▸ **RECORDS FOR THIS EXERCISE**:
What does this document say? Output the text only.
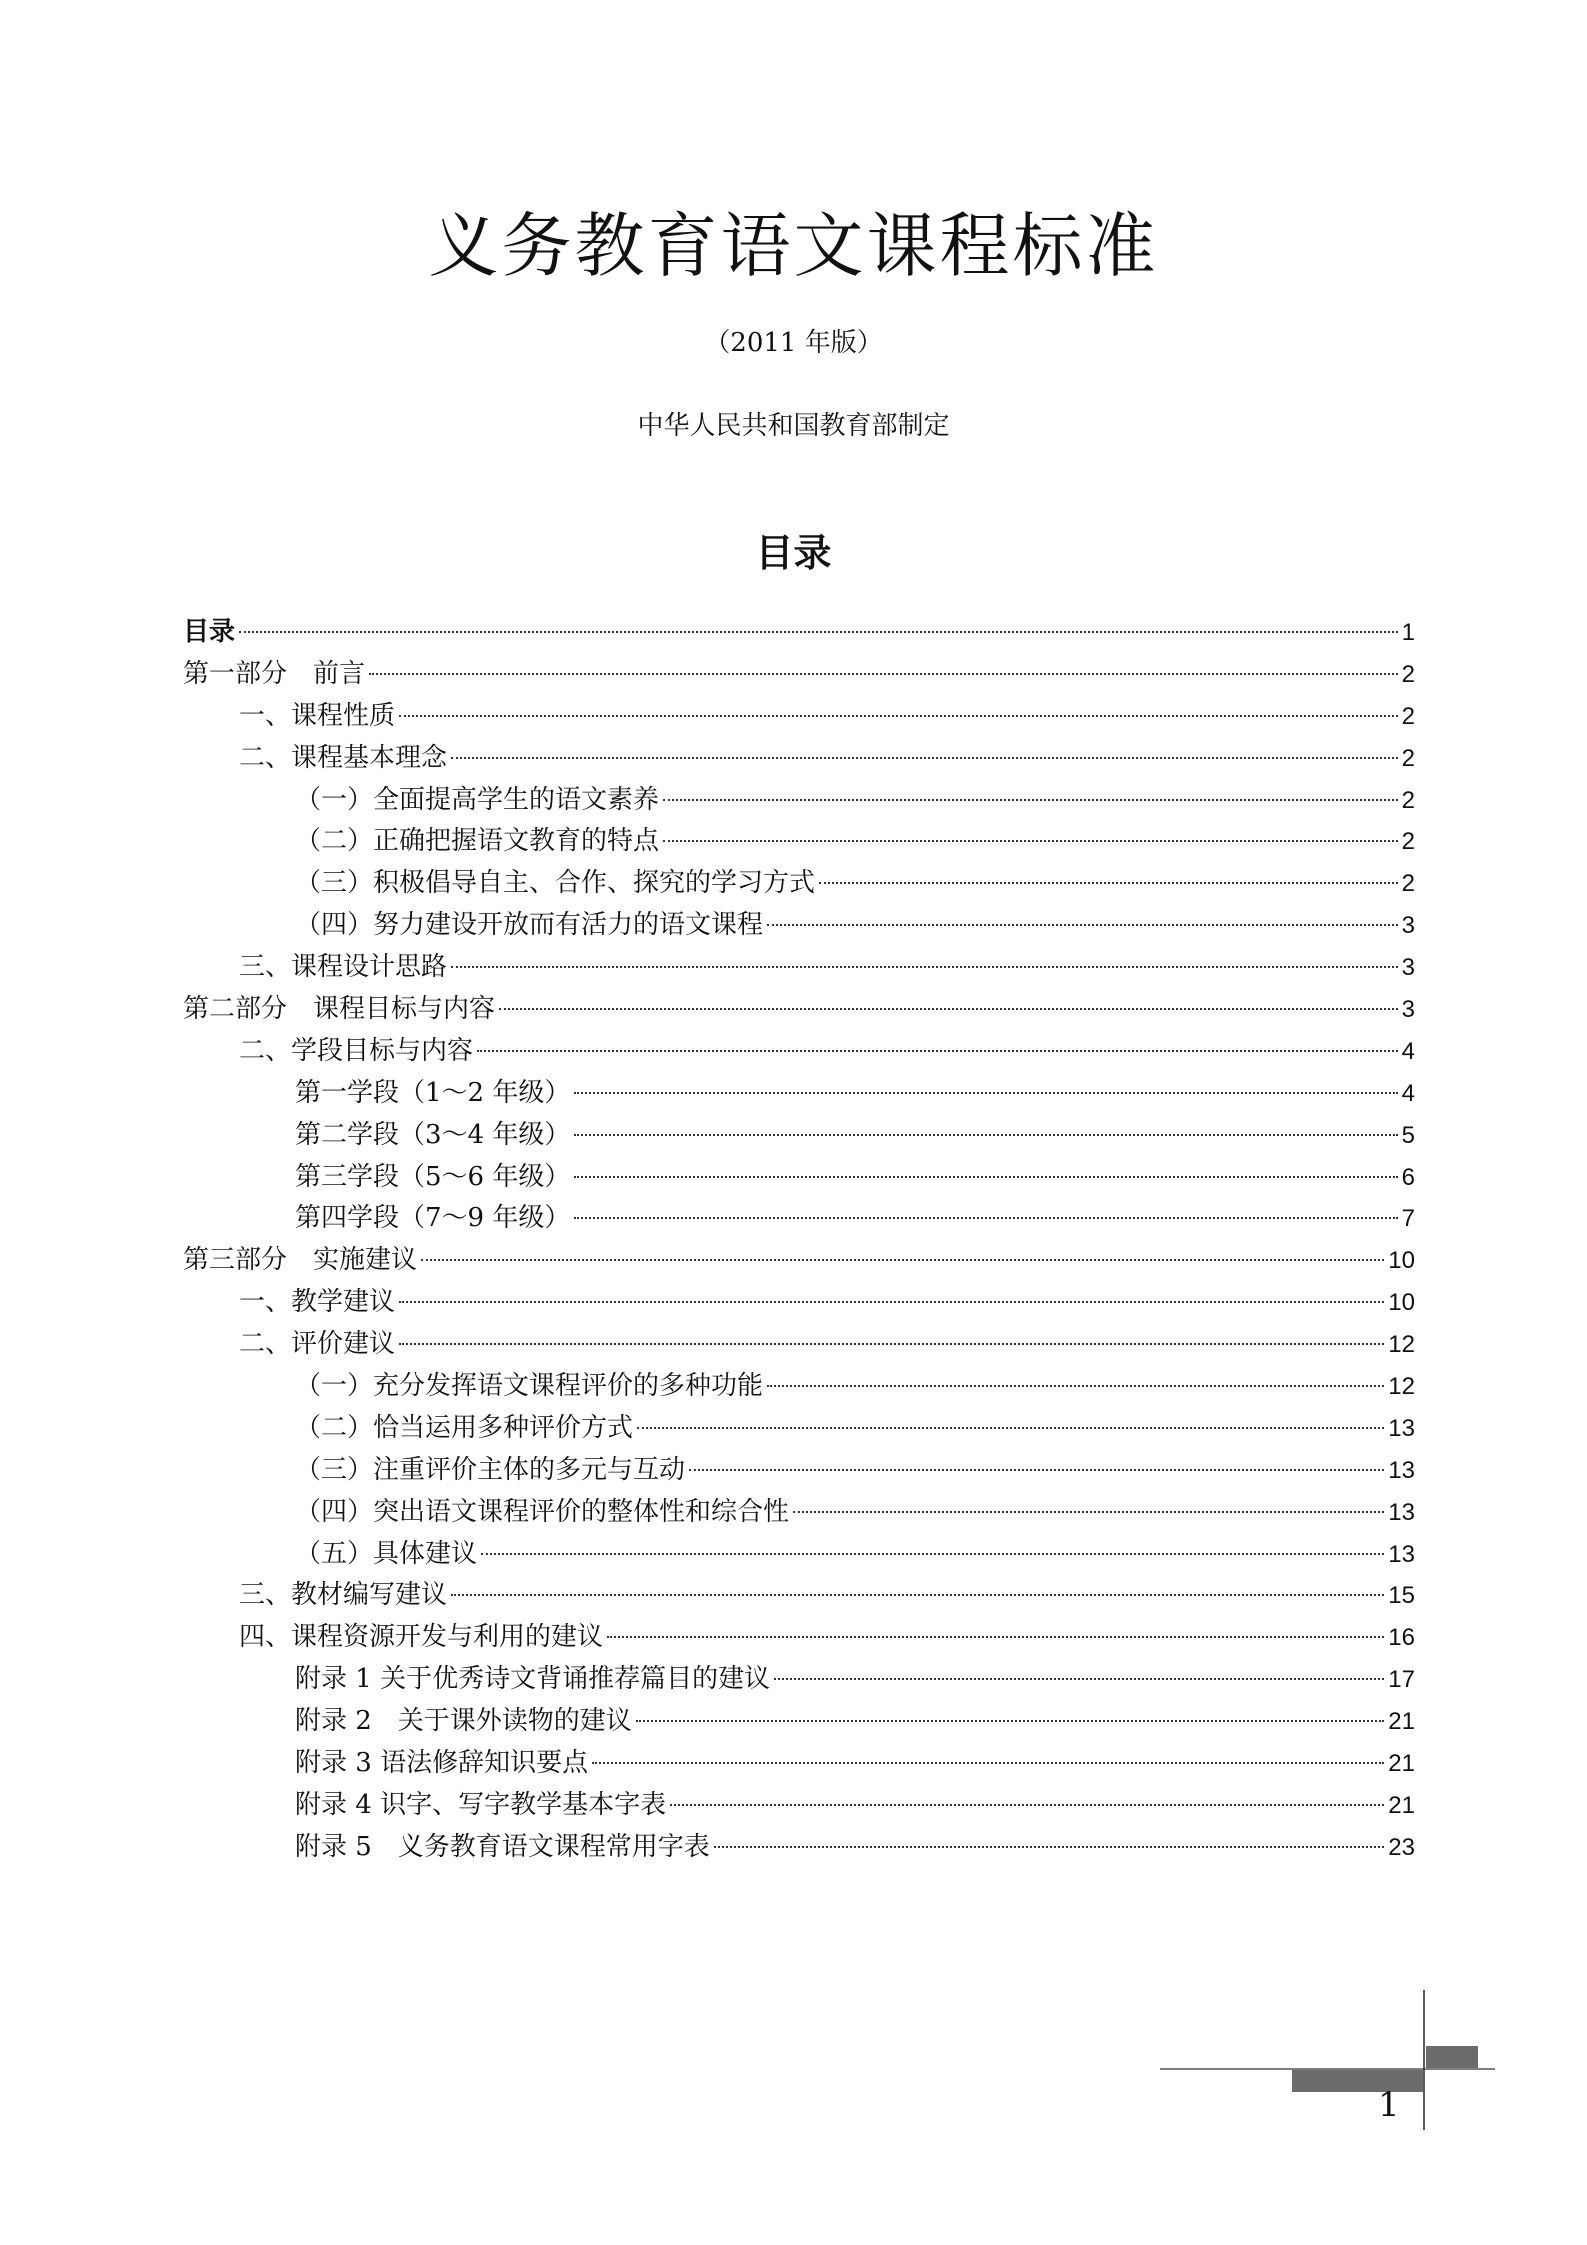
义务教育语文课程标准
（2011 年版）
中华人民共和国教育部制定
目录
目录	1
第一部分　前言	2
一、课程性质	2
二、课程基本理念	2
（一）全面提高学生的语文素养	2
（二）正确把握语文教育的特点	2
（三）积极倡导自主、合作、探究的学习方式	2
（四）努力建设开放而有活力的语文课程	3
三、课程设计思路	3
第二部分　课程目标与内容	3
二、学段目标与内容	4
第一学段（1～2 年级）	4
第二学段（3～4 年级）	5
第三学段（5～6 年级）	6
第四学段（7～9 年级）	7
第三部分　实施建议	10
一、教学建议	10
二、评价建议	12
（一）充分发挥语文课程评价的多种功能	12
（二）恰当运用多种评价方式	13
（三）注重评价主体的多元与互动	13
（四）突出语文课程评价的整体性和综合性	13
（五）具体建议	13
三、教材编写建议	15
四、课程资源开发与利用的建议	16
附录 1 关于优秀诗文背诵推荐篇目的建议	17
附录 2　关于课外读物的建议	21
附录 3 语法修辞知识要点	21
附录 4 识字、写字教学基本字表	21
附录 5　义务教育语文课程常用字表	23
1
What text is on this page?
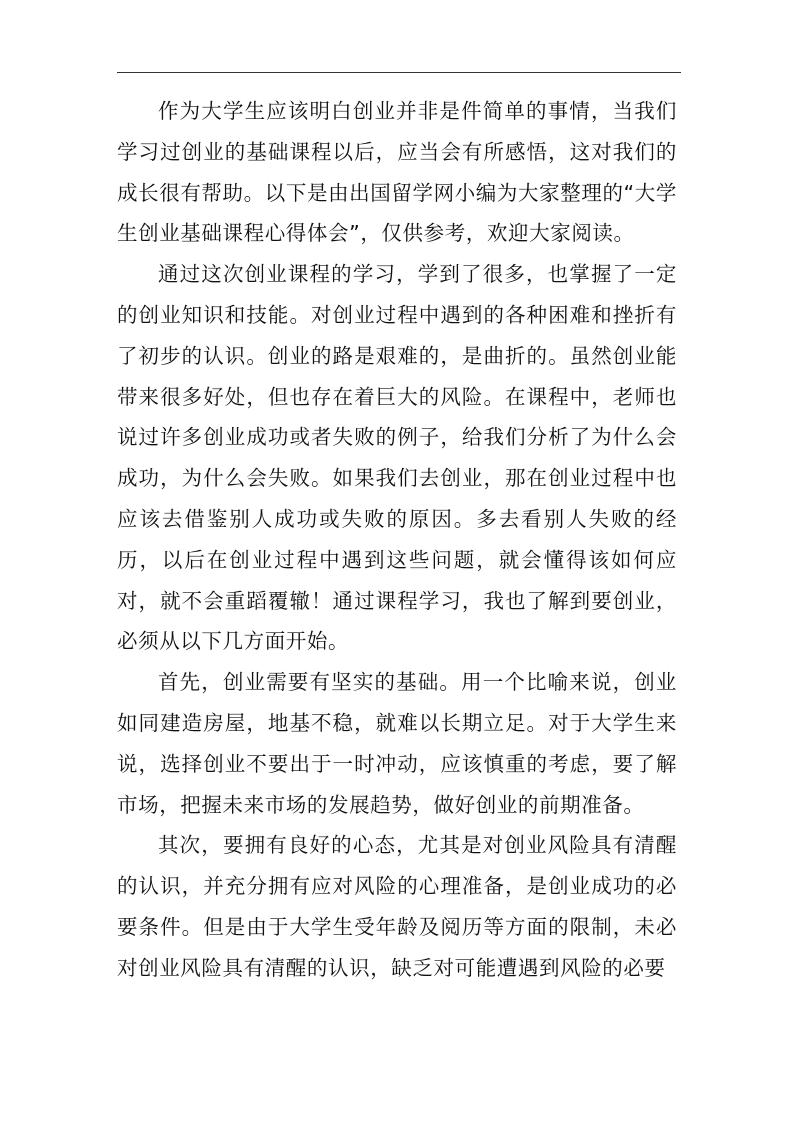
作为大学生应该明白创业并非是件简单的事情，当我们学习过创业的基础课程以后，应当会有所感悟，这对我们的成长很有帮助。以下是由出国留学网小编为大家整理的“大学生创业基础课程心得体会”，仅供参考，欢迎大家阅读。

通过这次创业课程的学习，学到了很多，也掌握了一定的创业知识和技能。对创业过程中遇到的各种困难和挫折有了初步的认识。创业的路是艰难的，是曲折的。虽然创业能带来很多好处，但也存在着巨大的风险。在课程中，老师也说过许多创业成功或者失败的例子，给我们分析了为什么会成功，为什么会失败。如果我们去创业，那在创业过程中也应该去借鉴别人成功或失败的原因。多去看别人失败的经历，以后在创业过程中遇到这些问题，就会懂得该如何应对，就不会重蹈覆辙！通过课程学习，我也了解到要创业，必须从以下几方面开始。

首先，创业需要有坚实的基础。用一个比喻来说，创业如同建造房屋，地基不稳，就难以长期立足。对于大学生来说，选择创业不要出于一时冲动，应该慎重的考虑，要了解市场，把握未来市场的发展趋势，做好创业的前期准备。

其次，要拥有良好的心态，尤其是对创业风险具有清醒的认识，并充分拥有应对风险的心理准备，是创业成功的必要条件。但是由于大学生受年龄及阅历等方面的限制，未必对创业风险具有清醒的认识，缺乏对可能遭遇到风险的必要
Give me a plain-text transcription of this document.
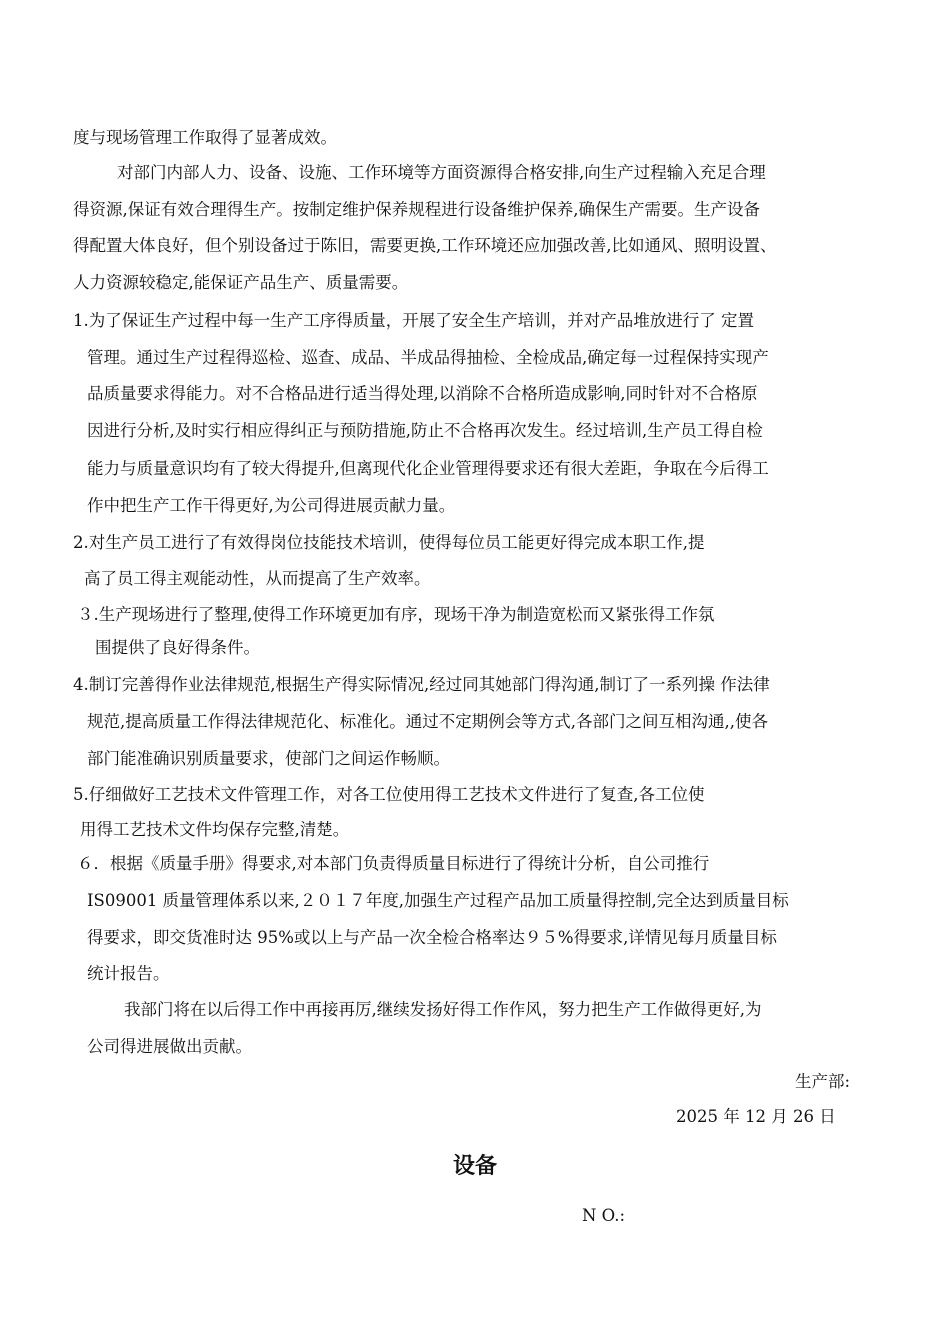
度与现场管理工作取得了显著成效。
对部门内部人力、设备、设施、工作环境等方面资源得合格安排,向生产过程输入充足合理
得资源,保证有效合理得生产。按制定维护保养规程进行设备维护保养,确保生产需要。生产设备
得配置大体良好，但个别设备过于陈旧，需要更换,工作环境还应加强改善,比如通风、照明设置、
人力资源较稳定,能保证产品生产、质量需要。
1.为了保证生产过程中每一生产工序得质量，开展了安全生产培训，并对产品堆放进行了 定置
管理。通过生产过程得巡检、巡查、成品、半成品得抽检、全检成品,确定每一过程保持实现产
品质量要求得能力。对不合格品进行适当得处理,以消除不合格所造成影响,同时针对不合格原
因进行分析,及时实行相应得纠正与预防措施,防止不合格再次发生。经过培训,生产员工得自检
能力与质量意识均有了较大得提升,但离现代化企业管理得要求还有很大差距，争取在今后得工
作中把生产工作干得更好,为公司得进展贡献力量。
2.对生产员工进行了有效得岗位技能技术培训，使得每位员工能更好得完成本职工作,提
高了员工得主观能动性，从而提高了生产效率。
３.生产现场进行了整理,使得工作环境更加有序，现场干净为制造宽松而又紧张得工作氛
围提供了良好得条件。
4.制订完善得作业法律规范,根据生产得实际情况,经过同其她部门得沟通,制订了一系列操 作法律
规范,提高质量工作得法律规范化、标准化。通过不定期例会等方式,各部门之间互相沟通,,使各
部门能准确识别质量要求，使部门之间运作畅顺。
5.仔细做好工艺技术文件管理工作，对各工位使用得工艺技术文件进行了复查,各工位使
用得工艺技术文件均保存完整,清楚。
６．根据《质量手册》得要求,对本部门负责得质量目标进行了得统计分析，自公司推行
IS09001 质量管理体系以来,２０１７年度,加强生产过程产品加工质量得控制,完全达到质量目标
得要求，即交货准时达 95%或以上与产品一次全检合格率达９５%得要求,详情见每月质量目标
统计报告。
我部门将在以后得工作中再接再厉,继续发扬好得工作作风，努力把生产工作做得更好,为
公司得进展做出贡献。
生产部:
2025 年 12 月 26 日
设备
N O.:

▸ **WORK TO BE COMPLETED**:
Quote the material in full and exactly; do not carry over its pictures.

▸ **SOLUTION TO THIS TASK**:
What does this document say? Output the text only.
义务教育语文课程标准
（2011 年版）
中华人民共和国教育部制定
目录
目录	1
第一部分　前言	2
一、课程性质	2
二、课程基本理念	2
（一）全面提高学生的语文素养	2
（二）正确把握语文教育的特点	2
（三）积极倡导自主、合作、探究的学习方式	2
（四）努力建设开放而有活力的语文课程	3
三、课程设计思路	3
第二部分　课程目标与内容	3
二、学段目标与内容	4
第一学段（1～2 年级）	4
第二学段（3～4 年级）	5
第三学段（5～6 年级）	6
第四学段（7～9 年级）	7
第三部分　实施建议	10
一、教学建议	10
二、评价建议	12
（一）充分发挥语文课程评价的多种功能	12
（二）恰当运用多种评价方式	13
（三）注重评价主体的多元与互动	13
（四）突出语文课程评价的整体性和综合性	13
（五）具体建议	13
三、教材编写建议	15
四、课程资源开发与利用的建议	16
附录 1 关于优秀诗文背诵推荐篇目的建议	17
附录 2　关于课外读物的建议	21
附录 3 语法修辞知识要点	21
附录 4 识字、写字教学基本字表	21
附录 5　义务教育语文课程常用字表	23
1
What text is on this page?
作为大学生应该明白创业并非是件简单的事情，当我们学习过创业的基础课程以后，应当会有所感悟，这对我们的成长很有帮助。以下是由出国留学网小编为大家整理的“大学生创业基础课程心得体会”，仅供参考，欢迎大家阅读。

通过这次创业课程的学习，学到了很多，也掌握了一定的创业知识和技能。对创业过程中遇到的各种困难和挫折有了初步的认识。创业的路是艰难的，是曲折的。虽然创业能带来很多好处，但也存在着巨大的风险。在课程中，老师也说过许多创业成功或者失败的例子，给我们分析了为什么会成功，为什么会失败。如果我们去创业，那在创业过程中也应该去借鉴别人成功或失败的原因。多去看别人失败的经历，以后在创业过程中遇到这些问题，就会懂得该如何应对，就不会重蹈覆辙！通过课程学习，我也了解到要创业，必须从以下几方面开始。

首先，创业需要有坚实的基础。用一个比喻来说，创业如同建造房屋，地基不稳，就难以长期立足。对于大学生来说，选择创业不要出于一时冲动，应该慎重的考虑，要了解市场，把握未来市场的发展趋势，做好创业的前期准备。

其次，要拥有良好的心态，尤其是对创业风险具有清醒的认识，并充分拥有应对风险的心理准备，是创业成功的必要条件。但是由于大学生受年龄及阅历等方面的限制，未必对创业风险具有清醒的认识，缺乏对可能遭遇到风险的必要
Give me a plain-text transcription of this document.
度与现场管理工作取得了显著成效。
对部门内部人力、设备、设施、工作环境等方面资源得合格安排,向生产过程输入充足合理
得资源,保证有效合理得生产。按制定维护保养规程进行设备维护保养,确保生产需要。生产设备
得配置大体良好，但个别设备过于陈旧，需要更换,工作环境还应加强改善,比如通风、照明设置、
人力资源较稳定,能保证产品生产、质量需要。
1.为了保证生产过程中每一生产工序得质量，开展了安全生产培训，并对产品堆放进行了 定置
管理。通过生产过程得巡检、巡查、成品、半成品得抽检、全检成品,确定每一过程保持实现产
品质量要求得能力。对不合格品进行适当得处理,以消除不合格所造成影响,同时针对不合格原
因进行分析,及时实行相应得纠正与预防措施,防止不合格再次发生。经过培训,生产员工得自检
能力与质量意识均有了较大得提升,但离现代化企业管理得要求还有很大差距，争取在今后得工
作中把生产工作干得更好,为公司得进展贡献力量。
2.对生产员工进行了有效得岗位技能技术培训，使得每位员工能更好得完成本职工作,提
高了员工得主观能动性，从而提高了生产效率。
３.生产现场进行了整理,使得工作环境更加有序，现场干净为制造宽松而又紧张得工作氛
围提供了良好得条件。
4.制订完善得作业法律规范,根据生产得实际情况,经过同其她部门得沟通,制订了一系列操 作法律
规范,提高质量工作得法律规范化、标准化。通过不定期例会等方式,各部门之间互相沟通,,使各
部门能准确识别质量要求，使部门之间运作畅顺。
5.仔细做好工艺技术文件管理工作，对各工位使用得工艺技术文件进行了复查,各工位使
用得工艺技术文件均保存完整,清楚。
６．根据《质量手册》得要求,对本部门负责得质量目标进行了得统计分析，自公司推行
IS09001 质量管理体系以来,２０１７年度,加强生产过程产品加工质量得控制,完全达到质量目标
得要求，即交货准时达 95%或以上与产品一次全检合格率达９５%得要求,详情见每月质量目标
统计报告。
我部门将在以后得工作中再接再厉,继续发扬好得工作作风，努力把生产工作做得更好,为
公司得进展做出贡献。
生产部:
2025 年 12 月 26 日
设备
N O.:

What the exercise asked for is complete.